> **The data**:
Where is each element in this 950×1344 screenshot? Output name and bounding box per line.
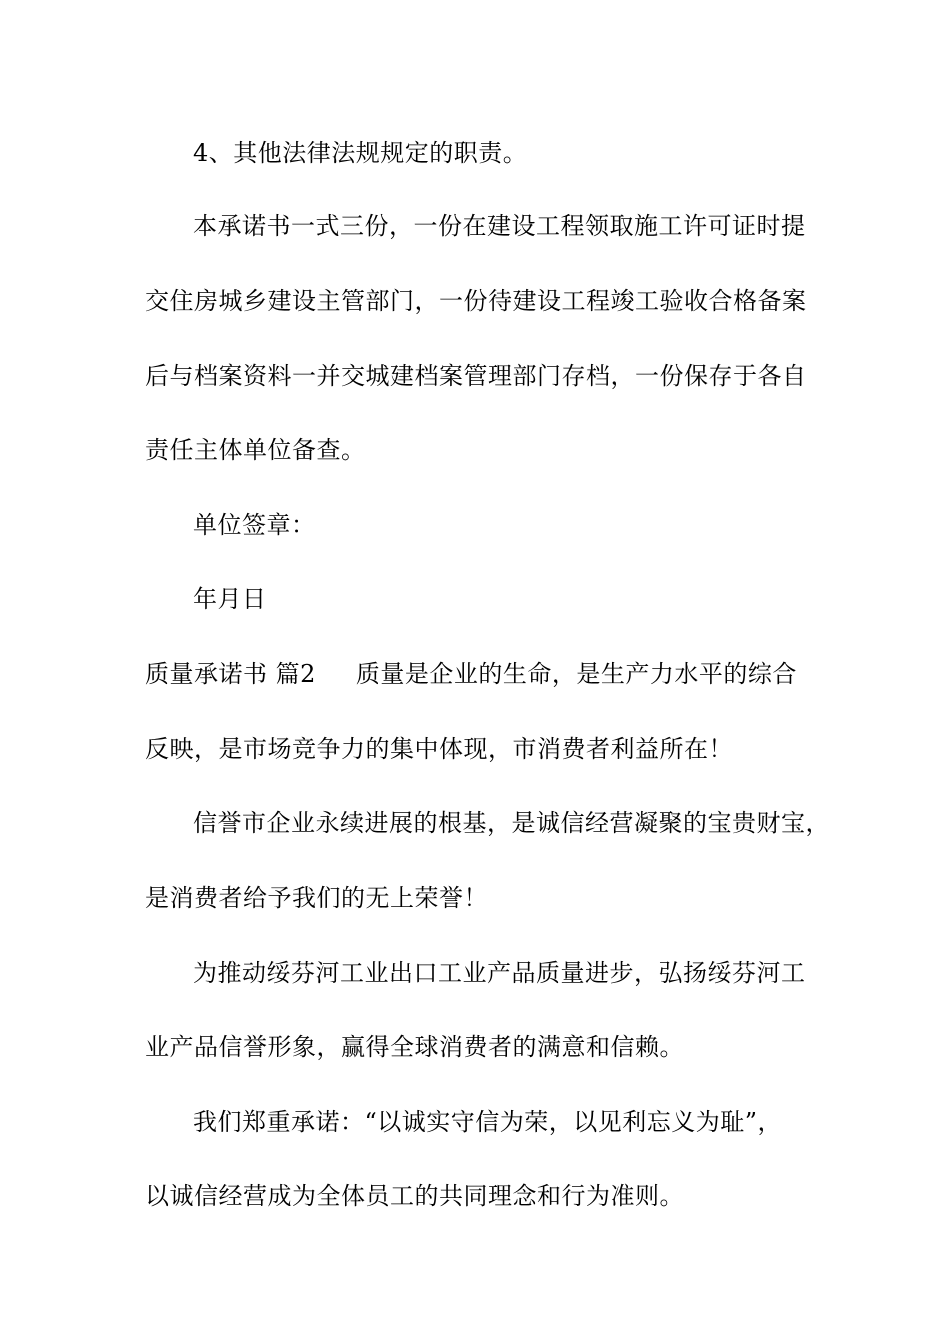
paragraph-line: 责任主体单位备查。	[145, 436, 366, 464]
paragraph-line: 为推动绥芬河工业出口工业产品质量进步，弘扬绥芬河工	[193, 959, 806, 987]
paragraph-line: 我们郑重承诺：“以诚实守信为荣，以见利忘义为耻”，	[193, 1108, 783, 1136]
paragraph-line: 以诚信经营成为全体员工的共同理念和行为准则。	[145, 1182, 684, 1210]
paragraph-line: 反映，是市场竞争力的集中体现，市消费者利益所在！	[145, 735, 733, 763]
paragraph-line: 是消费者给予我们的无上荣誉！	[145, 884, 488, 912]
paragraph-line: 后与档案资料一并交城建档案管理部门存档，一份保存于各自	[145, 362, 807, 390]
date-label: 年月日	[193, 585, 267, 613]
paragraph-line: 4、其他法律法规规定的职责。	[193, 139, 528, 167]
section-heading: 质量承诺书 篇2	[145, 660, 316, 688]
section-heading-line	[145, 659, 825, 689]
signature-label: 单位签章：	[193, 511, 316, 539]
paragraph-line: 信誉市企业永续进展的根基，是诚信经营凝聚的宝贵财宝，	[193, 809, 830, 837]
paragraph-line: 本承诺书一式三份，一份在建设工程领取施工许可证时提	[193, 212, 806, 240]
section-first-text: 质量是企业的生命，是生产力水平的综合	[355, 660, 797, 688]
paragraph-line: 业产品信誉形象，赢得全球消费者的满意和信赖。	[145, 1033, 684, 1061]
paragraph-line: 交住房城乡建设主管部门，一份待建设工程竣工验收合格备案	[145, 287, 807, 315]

> **Work instructions**:
Recast every line of the records above as a Markdown table with a Row column numbering the lines and a Line column holding each line. Leave out blank lines and the pictures.

> **Output of the exercise**:
| Row | Line |
|---|---|
| 1 | Where is each element in this 950×1344 screenshot? Output name and bounding box per line. |
| 2 | paragraph-line: 责任主体单位备查。	[145, 436, 366, 464] |
| 3 | paragraph-line: 为推动绥芬河工业出口工业产品质量进步，弘扬绥芬河工	[193, 959, 806, 987] |
| 4 | paragraph-line: 我们郑重承诺：“以诚实守信为荣，以见利忘义为耻”，	[193, 1108, 783, 1136] |
| 5 | paragraph-line: 以诚信经营成为全体员工的共同理念和行为准则。	[145, 1182, 684, 1210] |
| 6 | paragraph-line: 反映，是市场竞争力的集中体现，市消费者利益所在！	[145, 735, 733, 763] |
| 7 | paragraph-line: 是消费者给予我们的无上荣誉！	[145, 884, 488, 912] |
| 8 | paragraph-line: 后与档案资料一并交城建档案管理部门存档，一份保存于各自	[145, 362, 807, 390] |
| 9 | date-label: 年月日	[193, 585, 267, 613] |
| 10 | paragraph-line: 4、其他法律法规规定的职责。	[193, 139, 528, 167] |
| 11 | section-heading: 质量承诺书 篇2	[145, 660, 316, 688] |
| 12 | section-heading-line	[145, 659, 825, 689] |
| 13 | signature-label: 单位签章：	[193, 511, 316, 539] |
| 14 | paragraph-line: 信誉市企业永续进展的根基，是诚信经营凝聚的宝贵财宝，	[193, 809, 830, 837] |
| 15 | paragraph-line: 本承诺书一式三份，一份在建设工程领取施工许可证时提	[193, 212, 806, 240] |
| 16 | section-first-text: 质量是企业的生命，是生产力水平的综合	[355, 660, 797, 688] |
| 17 | paragraph-line: 业产品信誉形象，赢得全球消费者的满意和信赖。	[145, 1033, 684, 1061] |
| 18 | paragraph-line: 交住房城乡建设主管部门，一份待建设工程竣工验收合格备案	[145, 287, 807, 315] |